[Items listed in a dataset]
--- BEGIN ---
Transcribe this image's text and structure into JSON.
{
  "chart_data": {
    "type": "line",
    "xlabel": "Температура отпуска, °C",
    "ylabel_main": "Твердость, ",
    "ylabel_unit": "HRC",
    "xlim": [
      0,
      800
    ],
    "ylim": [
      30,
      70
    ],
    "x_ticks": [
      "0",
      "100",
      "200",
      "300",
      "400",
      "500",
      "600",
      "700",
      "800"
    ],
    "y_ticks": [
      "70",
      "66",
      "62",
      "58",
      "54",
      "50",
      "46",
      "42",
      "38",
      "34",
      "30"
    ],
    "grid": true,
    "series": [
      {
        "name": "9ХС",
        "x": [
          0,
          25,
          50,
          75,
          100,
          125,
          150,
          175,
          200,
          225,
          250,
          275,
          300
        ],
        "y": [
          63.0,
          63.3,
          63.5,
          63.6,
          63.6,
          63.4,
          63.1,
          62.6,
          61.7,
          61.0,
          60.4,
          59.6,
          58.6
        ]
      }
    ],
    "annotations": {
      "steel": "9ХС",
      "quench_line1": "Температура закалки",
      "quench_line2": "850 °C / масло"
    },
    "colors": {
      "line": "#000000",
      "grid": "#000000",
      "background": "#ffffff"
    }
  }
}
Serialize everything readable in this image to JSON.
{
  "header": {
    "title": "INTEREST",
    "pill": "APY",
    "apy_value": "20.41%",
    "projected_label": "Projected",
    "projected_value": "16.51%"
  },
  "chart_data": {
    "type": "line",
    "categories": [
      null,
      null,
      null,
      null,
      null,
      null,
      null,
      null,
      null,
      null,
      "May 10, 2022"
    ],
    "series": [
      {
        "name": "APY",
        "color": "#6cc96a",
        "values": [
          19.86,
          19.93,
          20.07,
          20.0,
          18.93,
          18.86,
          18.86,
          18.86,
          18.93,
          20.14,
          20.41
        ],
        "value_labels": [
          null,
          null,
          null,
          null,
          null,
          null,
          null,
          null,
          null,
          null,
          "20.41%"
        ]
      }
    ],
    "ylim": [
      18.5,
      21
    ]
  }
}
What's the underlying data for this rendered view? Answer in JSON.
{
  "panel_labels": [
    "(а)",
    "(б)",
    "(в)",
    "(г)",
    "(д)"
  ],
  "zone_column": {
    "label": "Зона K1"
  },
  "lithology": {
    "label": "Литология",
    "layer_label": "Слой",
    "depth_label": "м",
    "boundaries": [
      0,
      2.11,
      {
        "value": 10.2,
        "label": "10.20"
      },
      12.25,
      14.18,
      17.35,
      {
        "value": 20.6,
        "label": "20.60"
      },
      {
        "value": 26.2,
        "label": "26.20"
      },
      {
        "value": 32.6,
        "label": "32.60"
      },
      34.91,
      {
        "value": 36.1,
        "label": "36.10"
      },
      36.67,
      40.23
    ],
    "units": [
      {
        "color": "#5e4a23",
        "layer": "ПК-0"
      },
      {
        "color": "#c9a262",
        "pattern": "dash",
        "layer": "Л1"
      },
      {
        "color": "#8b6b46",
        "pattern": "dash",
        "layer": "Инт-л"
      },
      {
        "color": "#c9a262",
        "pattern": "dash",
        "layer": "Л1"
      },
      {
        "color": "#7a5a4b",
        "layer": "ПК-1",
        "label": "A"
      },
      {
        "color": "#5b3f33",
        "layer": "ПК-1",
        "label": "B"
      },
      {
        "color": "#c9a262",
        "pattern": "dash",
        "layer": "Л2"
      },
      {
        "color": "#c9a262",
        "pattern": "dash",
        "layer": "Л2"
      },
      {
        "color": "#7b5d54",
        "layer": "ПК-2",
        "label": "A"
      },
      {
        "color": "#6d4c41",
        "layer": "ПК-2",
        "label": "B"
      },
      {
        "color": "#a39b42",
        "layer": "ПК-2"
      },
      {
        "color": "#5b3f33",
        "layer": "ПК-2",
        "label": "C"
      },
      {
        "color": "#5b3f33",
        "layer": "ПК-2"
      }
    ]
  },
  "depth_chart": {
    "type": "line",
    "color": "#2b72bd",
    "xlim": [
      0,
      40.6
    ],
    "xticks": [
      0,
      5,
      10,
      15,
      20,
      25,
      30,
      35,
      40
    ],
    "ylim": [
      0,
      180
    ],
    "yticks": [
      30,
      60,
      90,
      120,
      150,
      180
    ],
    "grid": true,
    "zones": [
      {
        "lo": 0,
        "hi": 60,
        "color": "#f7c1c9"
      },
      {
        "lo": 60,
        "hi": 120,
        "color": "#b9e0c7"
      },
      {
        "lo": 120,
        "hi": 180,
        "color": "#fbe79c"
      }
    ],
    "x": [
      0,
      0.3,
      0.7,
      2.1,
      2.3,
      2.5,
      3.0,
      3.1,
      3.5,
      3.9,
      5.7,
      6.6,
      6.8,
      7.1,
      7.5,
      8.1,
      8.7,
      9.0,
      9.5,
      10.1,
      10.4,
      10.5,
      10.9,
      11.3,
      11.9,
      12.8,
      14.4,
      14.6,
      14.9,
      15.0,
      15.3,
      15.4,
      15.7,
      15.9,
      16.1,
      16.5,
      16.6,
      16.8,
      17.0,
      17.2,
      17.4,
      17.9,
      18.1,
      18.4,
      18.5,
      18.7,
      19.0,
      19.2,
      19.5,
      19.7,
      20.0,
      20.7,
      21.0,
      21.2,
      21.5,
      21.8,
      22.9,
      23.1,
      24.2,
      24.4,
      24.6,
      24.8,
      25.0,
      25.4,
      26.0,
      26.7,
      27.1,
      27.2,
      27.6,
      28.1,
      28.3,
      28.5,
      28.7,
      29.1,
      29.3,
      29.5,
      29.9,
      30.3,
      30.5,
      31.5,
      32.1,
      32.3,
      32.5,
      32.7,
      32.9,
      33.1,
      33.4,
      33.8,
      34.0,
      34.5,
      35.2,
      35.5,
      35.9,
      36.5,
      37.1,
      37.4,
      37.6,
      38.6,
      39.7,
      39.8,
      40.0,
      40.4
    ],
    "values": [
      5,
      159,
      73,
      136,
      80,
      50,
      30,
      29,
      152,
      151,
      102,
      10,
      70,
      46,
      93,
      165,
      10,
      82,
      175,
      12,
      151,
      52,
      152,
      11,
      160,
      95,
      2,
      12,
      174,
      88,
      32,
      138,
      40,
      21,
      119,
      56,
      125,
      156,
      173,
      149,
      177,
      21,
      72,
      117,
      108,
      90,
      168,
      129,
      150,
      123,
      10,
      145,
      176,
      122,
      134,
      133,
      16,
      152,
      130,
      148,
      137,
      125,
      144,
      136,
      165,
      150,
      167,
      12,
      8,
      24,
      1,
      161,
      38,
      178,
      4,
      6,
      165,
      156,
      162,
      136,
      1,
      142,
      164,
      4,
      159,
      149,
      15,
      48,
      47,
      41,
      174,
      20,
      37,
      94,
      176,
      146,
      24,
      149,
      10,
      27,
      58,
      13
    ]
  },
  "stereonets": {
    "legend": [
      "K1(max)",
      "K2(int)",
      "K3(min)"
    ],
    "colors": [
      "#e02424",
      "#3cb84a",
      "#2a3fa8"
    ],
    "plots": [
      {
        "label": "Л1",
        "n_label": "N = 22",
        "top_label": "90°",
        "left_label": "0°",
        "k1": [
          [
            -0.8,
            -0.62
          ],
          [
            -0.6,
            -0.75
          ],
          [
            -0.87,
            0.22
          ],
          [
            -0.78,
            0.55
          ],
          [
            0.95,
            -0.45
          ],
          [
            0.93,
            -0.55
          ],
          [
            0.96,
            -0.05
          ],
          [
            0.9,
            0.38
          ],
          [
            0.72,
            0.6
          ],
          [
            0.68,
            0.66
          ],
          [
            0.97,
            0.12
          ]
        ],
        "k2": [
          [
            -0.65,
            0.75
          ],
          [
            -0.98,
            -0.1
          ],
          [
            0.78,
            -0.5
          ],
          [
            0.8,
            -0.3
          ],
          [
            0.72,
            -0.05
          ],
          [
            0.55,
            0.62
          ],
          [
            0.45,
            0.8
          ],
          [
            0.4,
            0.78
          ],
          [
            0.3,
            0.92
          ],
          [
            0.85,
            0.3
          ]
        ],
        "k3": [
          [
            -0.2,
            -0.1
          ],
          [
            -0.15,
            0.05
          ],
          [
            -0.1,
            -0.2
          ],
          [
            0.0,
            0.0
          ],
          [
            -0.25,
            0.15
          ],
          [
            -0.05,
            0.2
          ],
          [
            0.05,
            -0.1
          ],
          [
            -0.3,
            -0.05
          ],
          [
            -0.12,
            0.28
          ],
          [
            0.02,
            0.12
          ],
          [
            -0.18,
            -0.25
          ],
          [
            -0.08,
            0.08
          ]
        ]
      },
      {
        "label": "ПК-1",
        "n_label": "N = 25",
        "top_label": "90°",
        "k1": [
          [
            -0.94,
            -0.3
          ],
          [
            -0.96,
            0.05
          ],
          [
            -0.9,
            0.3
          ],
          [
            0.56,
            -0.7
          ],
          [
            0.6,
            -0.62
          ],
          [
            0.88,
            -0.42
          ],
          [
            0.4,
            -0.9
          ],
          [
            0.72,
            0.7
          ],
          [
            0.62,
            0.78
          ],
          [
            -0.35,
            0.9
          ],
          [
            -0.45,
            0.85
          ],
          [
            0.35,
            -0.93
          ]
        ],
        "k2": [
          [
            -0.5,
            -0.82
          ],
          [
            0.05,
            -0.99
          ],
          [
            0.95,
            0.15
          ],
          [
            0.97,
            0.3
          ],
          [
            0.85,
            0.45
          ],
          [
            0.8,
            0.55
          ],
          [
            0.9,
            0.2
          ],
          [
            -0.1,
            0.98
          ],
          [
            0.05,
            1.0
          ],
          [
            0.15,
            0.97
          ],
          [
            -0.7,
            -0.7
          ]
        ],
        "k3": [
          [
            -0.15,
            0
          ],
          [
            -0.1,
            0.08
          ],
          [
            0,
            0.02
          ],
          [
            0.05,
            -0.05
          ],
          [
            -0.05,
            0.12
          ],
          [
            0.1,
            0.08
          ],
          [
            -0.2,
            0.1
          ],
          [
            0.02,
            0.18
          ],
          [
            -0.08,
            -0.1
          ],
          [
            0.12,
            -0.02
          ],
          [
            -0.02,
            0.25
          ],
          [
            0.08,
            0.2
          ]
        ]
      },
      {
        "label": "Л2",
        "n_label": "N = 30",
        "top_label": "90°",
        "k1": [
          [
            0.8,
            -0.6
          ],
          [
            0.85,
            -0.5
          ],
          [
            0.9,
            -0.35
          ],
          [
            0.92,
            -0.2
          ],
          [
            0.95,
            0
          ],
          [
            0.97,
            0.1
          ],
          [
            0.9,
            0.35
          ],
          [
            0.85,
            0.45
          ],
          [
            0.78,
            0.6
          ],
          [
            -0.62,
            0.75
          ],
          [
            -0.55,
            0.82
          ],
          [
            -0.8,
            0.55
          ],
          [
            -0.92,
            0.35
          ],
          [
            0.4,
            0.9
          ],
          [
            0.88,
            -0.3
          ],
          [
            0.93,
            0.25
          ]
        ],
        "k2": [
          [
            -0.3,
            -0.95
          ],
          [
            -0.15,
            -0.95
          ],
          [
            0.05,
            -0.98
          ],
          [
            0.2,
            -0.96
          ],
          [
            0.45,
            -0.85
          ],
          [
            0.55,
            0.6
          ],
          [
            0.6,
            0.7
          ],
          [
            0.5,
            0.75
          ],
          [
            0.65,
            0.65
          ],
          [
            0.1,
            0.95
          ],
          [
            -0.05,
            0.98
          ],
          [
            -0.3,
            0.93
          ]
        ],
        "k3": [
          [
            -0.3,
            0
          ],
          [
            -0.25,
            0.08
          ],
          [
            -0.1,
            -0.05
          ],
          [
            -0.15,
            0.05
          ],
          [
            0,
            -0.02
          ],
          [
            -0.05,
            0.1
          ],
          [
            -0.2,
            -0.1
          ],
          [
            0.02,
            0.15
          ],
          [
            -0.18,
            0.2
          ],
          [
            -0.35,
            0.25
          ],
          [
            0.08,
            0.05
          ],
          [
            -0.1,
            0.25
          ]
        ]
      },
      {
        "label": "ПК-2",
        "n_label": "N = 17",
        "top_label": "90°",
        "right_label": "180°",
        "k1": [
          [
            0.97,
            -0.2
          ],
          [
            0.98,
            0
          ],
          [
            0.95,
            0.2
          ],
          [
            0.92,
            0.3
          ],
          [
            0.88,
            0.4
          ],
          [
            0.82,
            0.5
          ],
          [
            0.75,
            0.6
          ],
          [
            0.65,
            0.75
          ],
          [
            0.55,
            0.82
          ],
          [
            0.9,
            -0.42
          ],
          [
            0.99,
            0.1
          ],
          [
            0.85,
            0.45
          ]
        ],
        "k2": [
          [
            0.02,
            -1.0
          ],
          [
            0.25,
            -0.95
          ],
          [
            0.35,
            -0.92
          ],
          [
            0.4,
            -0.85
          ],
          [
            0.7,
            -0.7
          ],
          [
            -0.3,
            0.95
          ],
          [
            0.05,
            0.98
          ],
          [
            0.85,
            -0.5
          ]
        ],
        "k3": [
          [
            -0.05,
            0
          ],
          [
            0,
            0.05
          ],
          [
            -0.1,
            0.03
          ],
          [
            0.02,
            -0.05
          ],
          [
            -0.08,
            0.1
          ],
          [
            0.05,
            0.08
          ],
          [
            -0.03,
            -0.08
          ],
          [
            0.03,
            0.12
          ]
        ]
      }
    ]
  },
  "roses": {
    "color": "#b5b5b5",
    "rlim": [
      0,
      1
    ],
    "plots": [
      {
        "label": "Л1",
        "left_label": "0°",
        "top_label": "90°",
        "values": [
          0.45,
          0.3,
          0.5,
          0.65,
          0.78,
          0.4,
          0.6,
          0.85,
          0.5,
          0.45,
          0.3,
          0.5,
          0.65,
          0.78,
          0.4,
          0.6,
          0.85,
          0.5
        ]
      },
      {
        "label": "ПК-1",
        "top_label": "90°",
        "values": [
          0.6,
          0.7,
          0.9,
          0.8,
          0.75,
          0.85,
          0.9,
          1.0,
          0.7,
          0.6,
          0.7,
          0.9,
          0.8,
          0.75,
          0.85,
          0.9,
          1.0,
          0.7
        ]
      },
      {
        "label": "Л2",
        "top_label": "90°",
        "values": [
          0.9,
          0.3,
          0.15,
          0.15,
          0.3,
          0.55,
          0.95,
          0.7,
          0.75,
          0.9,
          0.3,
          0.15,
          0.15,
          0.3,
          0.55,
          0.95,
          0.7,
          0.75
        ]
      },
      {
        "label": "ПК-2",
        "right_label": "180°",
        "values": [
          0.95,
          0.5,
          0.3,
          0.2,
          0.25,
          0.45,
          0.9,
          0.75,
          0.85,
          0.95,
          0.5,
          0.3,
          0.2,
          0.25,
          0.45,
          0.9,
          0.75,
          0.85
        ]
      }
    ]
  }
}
--- END ---
■ **Required task**:
Looking at the listing above, count the lines that contain "image" and give nothing but the number.

■ **Answer for this exercise**:
2